Without the pictures, write out all the lines below exactly as they appear.

____ Supplied material

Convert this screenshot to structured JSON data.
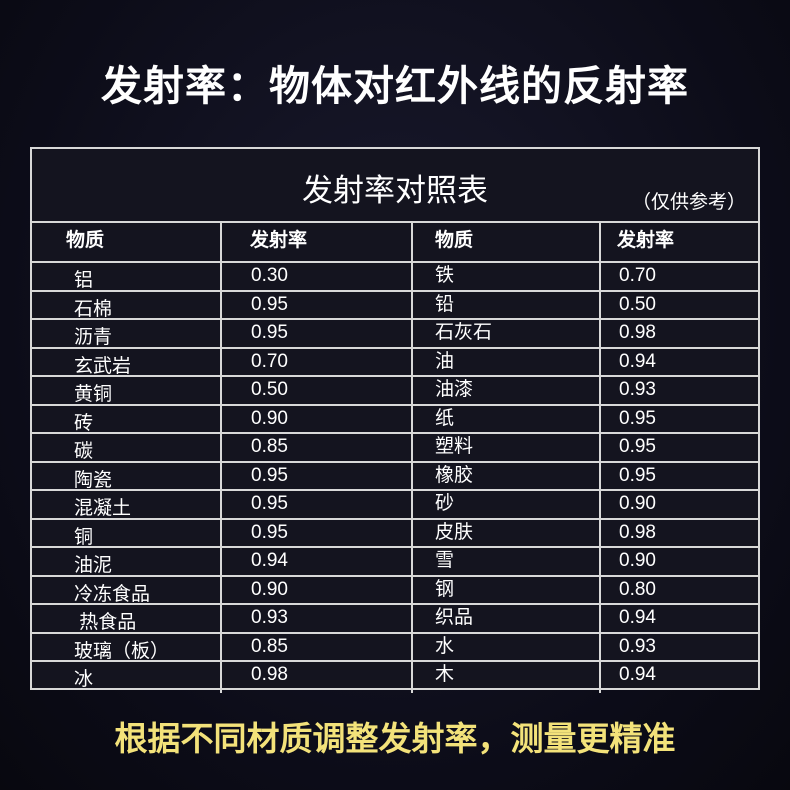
{
  "headline": "发射率：物体对红外线的反射率",
  "table": {
    "title": "发射率对照表",
    "note": "（仅供参考）",
    "headers": [
      "物质",
      "发射率",
      "物质",
      "发射率"
    ],
    "rows": [
      [
        "铝",
        "0.30",
        "铁",
        "0.70"
      ],
      [
        "石棉",
        "0.95",
        "铅",
        "0.50"
      ],
      [
        "沥青",
        "0.95",
        "石灰石",
        "0.98"
      ],
      [
        "玄武岩",
        "0.70",
        "油",
        "0.94"
      ],
      [
        "黄铜",
        "0.50",
        "油漆",
        "0.93"
      ],
      [
        "砖",
        "0.90",
        "纸",
        "0.95"
      ],
      [
        "碳",
        "0.85",
        "塑料",
        "0.95"
      ],
      [
        "陶瓷",
        "0.95",
        "橡胶",
        "0.95"
      ],
      [
        "混凝土",
        "0.95",
        "砂",
        "0.90"
      ],
      [
        "铜",
        "0.95",
        "皮肤",
        "0.98"
      ],
      [
        "油泥",
        "0.94",
        "雪",
        "0.90"
      ],
      [
        "冷冻食品",
        "0.90",
        "钢",
        "0.80"
      ],
      [
        " 热食品",
        "0.93",
        "织品",
        "0.94"
      ],
      [
        "玻璃（板）",
        "0.85",
        "水",
        "0.93"
      ],
      [
        "冰",
        "0.98",
        "木",
        "0.94"
      ]
    ]
  },
  "footer": "根据不同材质调整发射率，测量更精准",
  "colors": {
    "background": "#0c0c18",
    "footer_text": "#f3e27a",
    "grid_lines": "#d8d8d8"
  }
}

________

**Solution below**:
Convert this screenshot to structured JSON data.
{
  "headline": "发射率：物体对红外线的反射率",
  "table": {
    "title": "发射率对照表",
    "note": "（仅供参考）",
    "headers": [
      "物质",
      "发射率",
      "物质",
      "发射率"
    ],
    "rows": [
      [
        "铝",
        "0.30",
        "铁",
        "0.70"
      ],
      [
        "石棉",
        "0.95",
        "铅",
        "0.50"
      ],
      [
        "沥青",
        "0.95",
        "石灰石",
        "0.98"
      ],
      [
        "玄武岩",
        "0.70",
        "油",
        "0.94"
      ],
      [
        "黄铜",
        "0.50",
        "油漆",
        "0.93"
      ],
      [
        "砖",
        "0.90",
        "纸",
        "0.95"
      ],
      [
        "碳",
        "0.85",
        "塑料",
        "0.95"
      ],
      [
        "陶瓷",
        "0.95",
        "橡胶",
        "0.95"
      ],
      [
        "混凝土",
        "0.95",
        "砂",
        "0.90"
      ],
      [
        "铜",
        "0.95",
        "皮肤",
        "0.98"
      ],
      [
        "油泥",
        "0.94",
        "雪",
        "0.90"
      ],
      [
        "冷冻食品",
        "0.90",
        "钢",
        "0.80"
      ],
      [
        " 热食品",
        "0.93",
        "织品",
        "0.94"
      ],
      [
        "玻璃（板）",
        "0.85",
        "水",
        "0.93"
      ],
      [
        "冰",
        "0.98",
        "木",
        "0.94"
      ]
    ]
  },
  "footer": "根据不同材质调整发射率，测量更精准",
  "colors": {
    "background": "#0c0c18",
    "footer_text": "#f3e27a",
    "grid_lines": "#d8d8d8"
  }
}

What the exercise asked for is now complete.